Exercise goal:
Rewrite the data lines from the one containing "legend values: 9.593 [401,406,419,413]" through the one containing "heat exchanger specification sheet: 1237 [97,371,105,375]", swapping "water" for "steam" and leaving everything else unchanged. Return only those lines.

Recorded information:
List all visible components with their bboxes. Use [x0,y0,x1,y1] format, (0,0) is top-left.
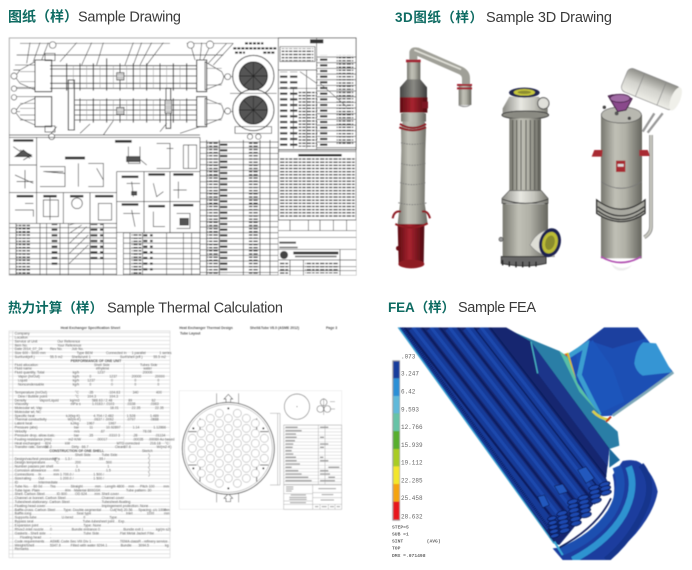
legend values: 9.593 [401,406,419,413]
heat exchanger specification sheet: water [143,367,153,371]
heat exchanger specification sheet: - [50,531,51,535]
heat exchanger specification sheet: 1237 [97,371,105,375]
heat exchanger specification sheet: 52.2 [45,445,52,449]
heat exchanger specification sheet: Your Reference [57,343,81,347]
heat exchanger specification sheet: Baffle-long [15,512,31,516]
heat exchanger specification sheet: 200 [75,461,81,465]
heat exchanger specification sheet: Thermal conductivity [15,418,47,422]
balloons [11,41,261,140]
heat exchanger specification sheet: Out [38,476,44,480]
heat exchanger specification sheet: Corrosion allowance [15,469,46,473]
heat exchanger specification sheet: 62 [152,398,156,402]
heat exchanger specification sheet: 66.7 [82,445,89,449]
heat exchanger specification sheet: mm [164,508,170,512]
heat exchanger specification sheet: .00069 Ao based [148,437,175,441]
heat exchanger specification sheet: 20000 [155,375,165,379]
heat exchanger specification sheet: Exp. [118,520,125,524]
heat exchanger specification sheet: 0 [111,382,113,386]
right column parts list [200,38,278,275]
heat exchanger specification sheet: Sketch [142,449,153,453]
heat exchanger specification sheet: Tube type: Plain [15,488,40,492]
right specification tables [278,38,356,150]
heat exchanger specification sheet: Tubesheet-stationary: Carbon Steel [15,500,70,504]
heat exchanger specification sheet: .0888 [150,418,159,422]
heat exchanger specification sheet: Density [15,398,27,402]
heat exchanger specification sheet: Design temperature [15,461,45,465]
heat exchanger specification sheet: 104.3 [87,394,96,398]
heat exchanger specification sheet: Impingement protection: None [102,504,148,508]
title: Sample FEA [388,299,536,316]
solution info text: STEP=5 [392,525,409,531]
heat exchanger specification sheet: #/m [65,488,71,492]
heat exchanger specification sheet: Baffle-cross: Carbon Steel [15,508,55,512]
heat exchanger specification sheet: kJ/(kg·K) [66,414,80,418]
heat exchanger specification sheet: 1100 [147,512,154,516]
heat exchanger specification sheet: 20000 [132,375,141,379]
heat exchanger specification sheet: Channel cover [102,496,125,500]
heat exchanger specification sheet: 55.5 m2 [153,355,166,359]
heat exchanger specification sheet: .00017 [97,437,107,441]
tube layout sheet header: Shell&Tube V8.0 (ASME 2012) [250,326,299,330]
heat exchanger specification sheet: .0310 3 [108,433,120,437]
heat exchanger specification sheet: Service of Unit [15,339,37,343]
heat exchanger specification sheet: 1 [107,465,109,469]
heat exchanger specification sheet: W/(m·K) [68,418,81,422]
heat exchanger specification sheet: Pressure drop, allow./calc. [15,433,55,437]
heat exchanger specification sheet: Specific heat [15,414,35,418]
title: Sample 3D Drawing: 3D图纸（样） [395,9,483,25]
heat exchanger specification sheet: Supports-tube [15,516,37,520]
heat exchanger specification sheet: 500 [106,461,112,465]
heat exchanger specification sheet: kg/h [73,382,79,386]
heat exchanger specification sheet: ethylene [96,367,109,371]
heat exchanger specification sheet: 1237 [109,375,117,379]
legend values: 28.632 [401,513,423,520]
heat exchanger specification sheet: Shell Side [94,363,110,367]
heat exchanger specification sheet: 104.3 [109,394,118,398]
heat exchanger specification sheet: 0 [83,516,85,520]
heat exchanger specification sheet: 1 500 / [93,472,104,476]
panel: FEA stress result [392,327,673,560]
heat exchanger specification sheet: -35 [88,390,93,394]
legend values: 15.939 [401,442,423,449]
tube layout sheet header: Tube Layout [180,332,201,336]
heat exchanger specification sheet: mPa·s [71,402,81,406]
heat exchanger specification sheet: kg [165,543,169,547]
heat exchanger specification sheet: mm [164,512,170,516]
heat exchanger specification sheet: 10.92897 [106,426,121,430]
heat exchanger specification sheet: Tube No. [15,484,29,488]
heat exchanger specification sheet: 216.18 [150,441,161,445]
heat exchanger specification sheet: 0 [134,379,136,383]
heat exchanger specification sheet: kg/(m·s2) [156,528,171,532]
heat exchanger specification sheet: Heat exchanged [15,441,40,445]
heat exchanger specification sheet: ASME Code Sec VIII Div 1 [50,539,91,543]
solution info text: SUB =1 [392,532,409,538]
heat exchanger specification sheet: mm [94,492,100,496]
heat exchanger specification sheet: 1 [76,465,78,469]
heat exchanger specification sheet: .28 [133,433,138,437]
heat exchanger specification sheet: Straight [71,484,83,488]
heat exchanger specification sheet: 87.6 [124,445,131,449]
heat exchanger specification sheet: 22.35 [132,406,140,410]
heat exchanger specification sheet: Design/vac/test pressure g [15,457,56,461]
heat exchanger specification sheet: Tube Side [102,453,117,457]
heat exchanger specification sheet: PERFORMANCE OF ONE UNIT [71,359,122,363]
heat exchanger specification sheet: 11 [89,426,93,430]
heat exchanger specification sheet: Bundle exit 1 [123,528,144,532]
heat exchanger specification sheet: Tube Side [83,531,99,535]
heat exchanger specification sheet: Floating head cover [15,504,46,508]
heat exchanger specification sheet: 0 [89,375,91,379]
heat exchanger specification sheet: Latent heat [15,422,32,426]
detail grid [9,137,200,275]
heat exchanger specification sheet: Molecular wt, Vap [15,406,42,410]
heat exchanger specification sheet: Shell Side [75,453,91,457]
heat exchanger specification sheet: Filled with water 9294.1 [71,543,107,547]
heat exchanger specification sheet: Bundle [121,543,132,547]
heat exchanger specification sheet: Bypass seal [15,520,34,524]
heat exchanger specification sheet: Location [15,335,28,339]
heat exchanger specification sheet: ID [15,480,19,484]
heat exchanger specification sheet: bar [74,426,80,430]
heat exchanger specification sheet: Type: Double-segmental [63,508,101,512]
legend values: 22.285 [401,477,423,484]
exchanger elevation view [9,43,233,135]
tube bundle [397,327,606,543]
heat exchanger specification sheet: - [50,524,51,528]
heat exchanger specification sheet: Tubesheet-floating [102,500,130,504]
legend values: 3.247 [401,371,419,378]
title: Sample Drawing: Sample Drawing [78,10,181,26]
heat exchanger specification sheet: Tubes Side [140,363,158,367]
heat exchanger specification sheet: kg/h [73,375,79,379]
heat exchanger specification sheet: Surf/shell (eff.) [120,355,143,359]
panel: thermal calculation sheets [9,326,342,558]
heat exchanger specification sheet: 1.0163 / .0103 [92,402,114,406]
heat exchanger specification sheet: .55 / [98,457,105,461]
tube layout title block [284,485,342,509]
heat exchanger specification sheet: 1.528 [127,414,135,418]
heat exchanger specification sheet: 1 500 / [93,476,104,480]
heat exchanger specification sheet: 824 [45,441,51,445]
heat exchanger specification sheet: MPa [53,457,60,461]
heat exchanger specification sheet: °C [165,441,169,445]
tubesheet end views [230,43,277,133]
heat exchanger specification sheet: Rev No. [50,347,63,351]
legend values: 19.112 [401,459,423,466]
heat exchanger specification sheet: .67 [100,430,105,434]
heat exchanger specification sheet: Job No. [72,347,84,351]
heat exchanger specification sheet: .01134 [155,433,165,437]
heat exchanger specification sheet: 22.35 [155,406,164,410]
solution info text: (AVG) [427,539,441,545]
heat exchanger specification sheet: .0363 [150,402,159,406]
heat exchanger specification sheet: kg/h [73,371,79,375]
heat exchanger specification sheet: 1 series [159,351,172,355]
heat exchanger specification sheet: Dew / Bubble point [18,394,47,398]
heat exchanger specification sheet: 3094.5 [138,543,149,547]
solution info text: SINT [392,539,403,545]
heat exchanger specification sheet: m2·K/W [68,437,82,441]
heat exchanger specification sheet: 1237 [87,379,95,383]
heat exchanger specification sheet: 1 700.0 / [60,472,74,476]
heat exchanger specification sheet: Type: None [83,524,101,528]
heat exchanger specification sheet: Spacing: c/c 1000 [138,508,166,512]
heat exchanger specification sheet: 1.12866 [153,426,166,430]
heat exchanger specification sheet: Tube pattern: 30 [126,488,152,492]
bottom flange [553,448,658,560]
legend values: 12.766 [401,424,423,431]
heat exchanger specification sheet: 0 [157,379,159,383]
heat exchanger specification sheet: Heat Exchanger Specification Sheet [61,326,121,330]
title: Sample Thermal Calculation: 热力计算（样） [8,300,103,316]
heat exchanger specification sheet: Remarks [15,547,29,551]
heat exchanger specification sheet: Transfer rate, Service [15,445,48,449]
title: Sample FEA: FEA（样） [388,299,455,315]
title: Sample Drawing: 图纸（样） [8,8,78,24]
heat exchanger specification sheet: kW [65,441,71,445]
heat exchanger specification sheet: m/s [74,430,80,434]
heat exchanger specification sheet: 1 200.0 / [60,476,74,480]
heat exchanger specification sheet: 1.5 [106,469,111,473]
heat exchanger specification sheet: Type [109,516,117,520]
heat exchanger specification sheet: In [38,472,41,476]
legend values: 6.42 [401,389,416,396]
title: Sample 3D Drawing [395,9,612,26]
heat exchanger specification sheet: Vapor/Liquid [39,398,59,402]
3D model: vessel with top drum [592,67,685,271]
tube layout sheet header: Heat Exchanger Thermal Design [179,326,233,330]
heat exchanger specification sheet: kg/h [73,379,79,383]
heat exchanger specification sheet [9,326,175,558]
solution info text [392,525,441,559]
heat exchanger specification sheet: 4.704 / 2.482 [93,414,114,418]
heat exchanger specification sheet: mm [53,472,59,476]
title: Sample FEA: Sample FEA [458,300,536,316]
legend values: 25.458 [401,495,423,502]
heat exchanger specification sheet: bar [74,433,80,437]
heat exchanger specification sheet: OD 624 [75,492,87,496]
heat exchanger specification sheet: 1.5 [75,469,80,473]
3D model: tube bundle vessel [499,88,564,267]
heat exchanger specification sheet: 0 [50,528,52,532]
heat exchanger specification sheet: .0637 / .0092 [93,418,114,422]
heat exchanger specification sheet: 1.14 [133,426,140,430]
legend values [401,353,423,520]
heat exchanger specification sheet: CONSTRUCTION OF ONE SHELL [49,449,105,453]
heat exchanger specification sheet: U-bend [62,516,73,520]
heat exchanger specification sheet: Company [15,331,30,335]
heat exchanger specification sheet: ID 600 [57,492,67,496]
heat exchanger specification sheet: Dirty [72,445,79,449]
heat exchanger specification sheet: Length 4800 [105,484,124,488]
heat exchanger specification sheet: Tube-tubesheet joint [83,520,114,524]
heat exchanger specification sheet: 588.63 / 2.48 [92,398,112,402]
heat exchanger specification sheet: mm [53,469,59,473]
heat exchanger specification sheet: Weight/Shell [15,543,34,547]
heat exchanger specification sheet: Intermediate [38,480,58,484]
title block [278,220,356,275]
heat exchanger specification sheet: Shell: Carbon Steel [15,492,45,496]
title: Sample 3D Drawing: Sample 3D Drawing [486,10,612,26]
tube ends [547,481,612,539]
heat exchanger specification sheet: mm [163,484,169,488]
heat exchanger specification sheet: Pitch 100 [140,484,155,488]
heat exchanger specification sheet: Clean [115,445,124,449]
heat exchanger specification sheet: Shell cover [102,492,120,496]
heat exchanger specification sheet: Inlet [126,512,133,516]
FEA model [397,327,673,560]
heat exchanger specification sheet: Connected in [106,351,127,355]
heat exchanger specification sheet: Rhov2-Inlet nozzle [15,528,44,532]
heat exchanger specification sheet: W/(m2·K) [157,445,172,449]
heat exchanger specification sheet: Gaskets - Shell side [15,531,46,535]
tube layout sheet header [179,326,337,336]
heat exchanger specification sheet: Fouling resistance (min) [15,437,52,441]
heat exchanger specification sheet: Vapor (In/Out) [18,375,40,379]
heat exchanger specification sheet: Floating head [20,535,41,539]
heat exchanger specification sheet: Liquid [18,379,27,383]
heat exchanger specification sheet: .0338 [127,402,135,406]
title: Sample Thermal Calculation [8,300,283,316]
bottom left parts table [9,223,117,275]
heat exchanger specification sheet: Velocity [15,430,27,434]
heat exchanger specification sheet: 0 [157,382,159,386]
heat exchanger specification sheet: Type BEM [77,351,93,355]
heat exchanger specification sheet: °C [75,390,79,394]
heat exchanger specification sheet: .35 [88,433,93,437]
heat exchanger specification sheet: Size 600 - 6000 mm [15,351,46,355]
heat exchanger specification sheet: kJ/kg [71,422,79,426]
heat exchanger specification sheet: MTD corrected [117,441,140,445]
heat exchanger specification sheet: Seal type [77,512,91,516]
heat exchanger specification sheet: Item No. [15,343,28,347]
heat exchanger specification sheet: kg/m3 [70,398,80,402]
heat exchanger specification sheet: mm [95,484,101,488]
heat exchanger specification sheet: R - refinery service [138,539,168,543]
heat exchanger specification sheet: Shells/unit 1 [72,355,91,359]
heat exchanger specification sheet: °C [55,461,59,465]
title: Sample Thermal Calculation: Sample Thermal Calculation [107,300,283,316]
heat exchanger specification sheet: 0 [89,382,91,386]
heat exchanger specification sheet: 1.489 [150,414,159,418]
heat exchanger specification sheet: TEMA class [120,539,139,543]
heat exchanger specification sheet: 0 [111,379,113,383]
heat exchanger specification sheet: 0 [134,382,136,386]
heat exchanger specification sheet: Tks [50,484,56,488]
heat exchanger specification sheet: Cut(%d) 20.56 [110,508,133,512]
heat exchanger specification sheet: 1967 [108,422,116,426]
heat exchanger specification sheet: °C [75,394,79,398]
heat exchanger specification sheet: Code requirements [15,539,45,543]
heat exchanger specification sheet: Number passes per shell [15,465,53,469]
3D model: column with red flanges [393,50,472,268]
panel: 3D models [393,50,685,271]
heat exchanger specification sheet: Pressure (abs) [15,426,38,430]
heat exchanger specification sheet: 89 [128,398,132,402]
tube layout data table [284,425,342,484]
heat exchanger specification sheet: Temperature (In/Out) [15,390,47,394]
heat exchanger specification sheet: Channel or bonnet: Carbon Steel [15,496,66,500]
heat exchanger specification sheet: 1.3 / [65,457,72,461]
heat exchanger specification sheet: 78.08 [143,430,151,434]
heat exchanger specification sheet: 18.01 [110,406,119,410]
heat exchanger specification sheet: Our Reference [57,339,80,343]
heat exchanger specification sheet: 20000 [143,371,152,375]
tube layout drawing [179,391,342,509]
heat exchanger specification sheet: Fluid allocation [15,363,38,367]
heat exchanger specification sheet: 55.5 m2 [50,355,63,359]
bottom middle parts table [123,233,200,275]
heat exchanger specification sheet: Expansion joint [15,524,38,528]
solution info text: TOP [392,546,401,552]
heat exchanger specification sheet: 1 parallel [132,351,146,355]
heat exchanger specification sheet: Fluid name [15,367,32,371]
heat exchanger specification sheet: 340 [133,390,139,394]
heat exchanger specification sheet: Viscosity [15,402,29,406]
heat exchanger specification sheet: Molecular wt, NC [15,410,42,414]
stress color legend bar [392,360,400,521]
heat exchanger specification sheet: Connections [15,472,34,476]
heat exchanger specification sheet: 400 [156,390,162,394]
heat exchanger specification sheet: Date 2014_07_24 [15,347,42,351]
panel: engineering drawing sheet [9,38,356,275]
heat exchanger specification sheet: Surf/unit(eff.) [15,355,35,359]
heat exchanger specification sheet: Flat Metal Jacket Fibe [120,531,154,535]
title: Sample Drawing [8,8,181,26]
heat exchanger specification sheet: 1967 [87,422,94,426]
heat exchanger specification sheet: Fluid quantity, Total [15,371,45,375]
heat exchanger specification sheet: mm [128,484,134,488]
heat exchanger specification sheet: .00035 [133,437,143,441]
heat exchanger specification sheet: Material 800GSK [74,488,101,492]
heat exchanger specification sheet: Bundle entrance 0 [72,528,100,532]
heat exchanger specification sheet: Size/rating [15,476,31,480]
solution info text: DMX =.071498 [392,553,426,559]
heat exchanger specification sheet: -104.63 [108,390,120,394]
legend values: .073 [401,353,416,360]
heat exchanger specification sheet: .0797 [127,418,135,422]
heat exchanger specification sheet: Noncondensable [18,382,44,386]
heat exchanger specification sheet: - [50,535,51,539]
tube layout sheet header: Page 3 [326,326,337,330]
heat exchanger specification sheet: 5347.9 [50,543,61,547]
heat exchanger specification sheet: 60 0d [33,484,42,488]
general notes text [278,152,356,220]
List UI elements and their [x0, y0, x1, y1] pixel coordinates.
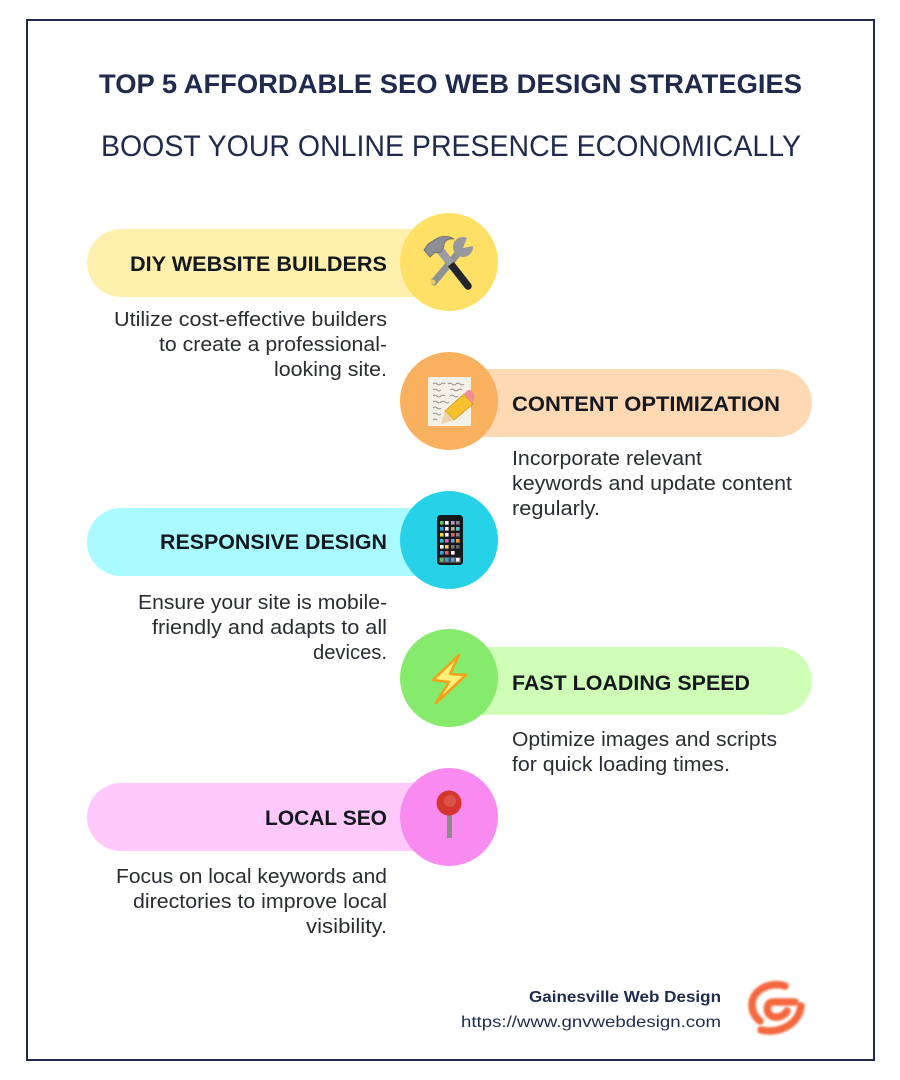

Correct result:
legend values: 9.593 [401,406,419,413]
heat exchanger specification sheet: steam [143,367,153,371]
heat exchanger specification sheet: - [50,531,51,535]
heat exchanger specification sheet: 1237 [97,371,105,375]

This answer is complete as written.